Work required = What is needed here is an exact copy of every entry.

▽

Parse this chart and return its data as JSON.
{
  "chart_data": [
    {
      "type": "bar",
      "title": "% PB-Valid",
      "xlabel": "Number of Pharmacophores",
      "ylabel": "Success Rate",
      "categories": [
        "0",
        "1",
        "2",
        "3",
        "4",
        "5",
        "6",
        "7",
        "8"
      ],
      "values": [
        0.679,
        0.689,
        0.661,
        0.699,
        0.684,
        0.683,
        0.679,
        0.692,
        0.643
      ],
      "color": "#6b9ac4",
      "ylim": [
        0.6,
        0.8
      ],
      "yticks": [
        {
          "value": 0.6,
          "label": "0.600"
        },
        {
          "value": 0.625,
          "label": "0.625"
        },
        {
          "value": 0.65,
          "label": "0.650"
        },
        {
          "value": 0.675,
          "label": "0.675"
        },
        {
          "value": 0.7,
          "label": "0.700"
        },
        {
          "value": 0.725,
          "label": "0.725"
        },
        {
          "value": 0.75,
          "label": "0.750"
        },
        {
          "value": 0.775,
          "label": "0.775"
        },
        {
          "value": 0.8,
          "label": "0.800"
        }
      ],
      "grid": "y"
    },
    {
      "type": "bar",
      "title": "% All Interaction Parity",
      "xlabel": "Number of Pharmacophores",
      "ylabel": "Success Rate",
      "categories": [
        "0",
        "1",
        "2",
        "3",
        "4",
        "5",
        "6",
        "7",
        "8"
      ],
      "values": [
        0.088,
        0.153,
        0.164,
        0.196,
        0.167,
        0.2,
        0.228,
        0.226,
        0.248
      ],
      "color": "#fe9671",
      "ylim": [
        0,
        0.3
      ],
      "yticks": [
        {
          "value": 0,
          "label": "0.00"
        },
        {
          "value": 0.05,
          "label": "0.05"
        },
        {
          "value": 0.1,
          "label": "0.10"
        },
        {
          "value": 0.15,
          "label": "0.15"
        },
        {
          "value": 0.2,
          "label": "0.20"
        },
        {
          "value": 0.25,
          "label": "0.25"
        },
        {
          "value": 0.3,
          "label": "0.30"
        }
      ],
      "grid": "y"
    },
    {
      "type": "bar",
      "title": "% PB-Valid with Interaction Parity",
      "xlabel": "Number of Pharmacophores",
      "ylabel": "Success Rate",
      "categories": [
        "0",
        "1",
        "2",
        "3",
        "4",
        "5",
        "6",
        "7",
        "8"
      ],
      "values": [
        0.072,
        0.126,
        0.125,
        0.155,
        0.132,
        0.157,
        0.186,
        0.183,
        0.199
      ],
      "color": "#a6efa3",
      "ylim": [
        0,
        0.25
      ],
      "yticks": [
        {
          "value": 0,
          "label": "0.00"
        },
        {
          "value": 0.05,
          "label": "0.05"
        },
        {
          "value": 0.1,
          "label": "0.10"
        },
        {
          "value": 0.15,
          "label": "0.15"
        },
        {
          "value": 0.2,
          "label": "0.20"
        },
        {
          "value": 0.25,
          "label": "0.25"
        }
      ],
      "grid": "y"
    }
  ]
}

△

Worked solution =
Parse this chart and return its data as JSON.
{
  "chart_data": [
    {
      "type": "bar",
      "title": "% PB-Valid",
      "xlabel": "Number of Pharmacophores",
      "ylabel": "Success Rate",
      "categories": [
        "0",
        "1",
        "2",
        "3",
        "4",
        "5",
        "6",
        "7",
        "8"
      ],
      "values": [
        0.679,
        0.689,
        0.661,
        0.699,
        0.684,
        0.683,
        0.679,
        0.692,
        0.643
      ],
      "color": "#6b9ac4",
      "ylim": [
        0.6,
        0.8
      ],
      "yticks": [
        {
          "value": 0.6,
          "label": "0.600"
        },
        {
          "value": 0.625,
          "label": "0.625"
        },
        {
          "value": 0.65,
          "label": "0.650"
        },
        {
          "value": 0.675,
          "label": "0.675"
        },
        {
          "value": 0.7,
          "label": "0.700"
        },
        {
          "value": 0.725,
          "label": "0.725"
        },
        {
          "value": 0.75,
          "label": "0.750"
        },
        {
          "value": 0.775,
          "label": "0.775"
        },
        {
          "value": 0.8,
          "label": "0.800"
        }
      ],
      "grid": "y"
    },
    {
      "type": "bar",
      "title": "% All Interaction Parity",
      "xlabel": "Number of Pharmacophores",
      "ylabel": "Success Rate",
      "categories": [
        "0",
        "1",
        "2",
        "3",
        "4",
        "5",
        "6",
        "7",
        "8"
      ],
      "values": [
        0.088,
        0.153,
        0.164,
        0.196,
        0.167,
        0.2,
        0.228,
        0.226,
        0.248
      ],
      "color": "#fe9671",
      "ylim": [
        0,
        0.3
      ],
      "yticks": [
        {
          "value": 0,
          "label": "0.00"
        },
        {
          "value": 0.05,
          "label": "0.05"
        },
        {
          "value": 0.1,
          "label": "0.10"
        },
        {
          "value": 0.15,
          "label": "0.15"
        },
        {
          "value": 0.2,
          "label": "0.20"
        },
        {
          "value": 0.25,
          "label": "0.25"
        },
        {
          "value": 0.3,
          "label": "0.30"
        }
      ],
      "grid": "y"
    },
    {
      "type": "bar",
      "title": "% PB-Valid with Interaction Parity",
      "xlabel": "Number of Pharmacophores",
      "ylabel": "Success Rate",
      "categories": [
        "0",
        "1",
        "2",
        "3",
        "4",
        "5",
        "6",
        "7",
        "8"
      ],
      "values": [
        0.072,
        0.126,
        0.125,
        0.155,
        0.132,
        0.157,
        0.186,
        0.183,
        0.199
      ],
      "color": "#a6efa3",
      "ylim": [
        0,
        0.25
      ],
      "yticks": [
        {
          "value": 0,
          "label": "0.00"
        },
        {
          "value": 0.05,
          "label": "0.05"
        },
        {
          "value": 0.1,
          "label": "0.10"
        },
        {
          "value": 0.15,
          "label": "0.15"
        },
        {
          "value": 0.2,
          "label": "0.20"
        },
        {
          "value": 0.25,
          "label": "0.25"
        }
      ],
      "grid": "y"
    }
  ]
}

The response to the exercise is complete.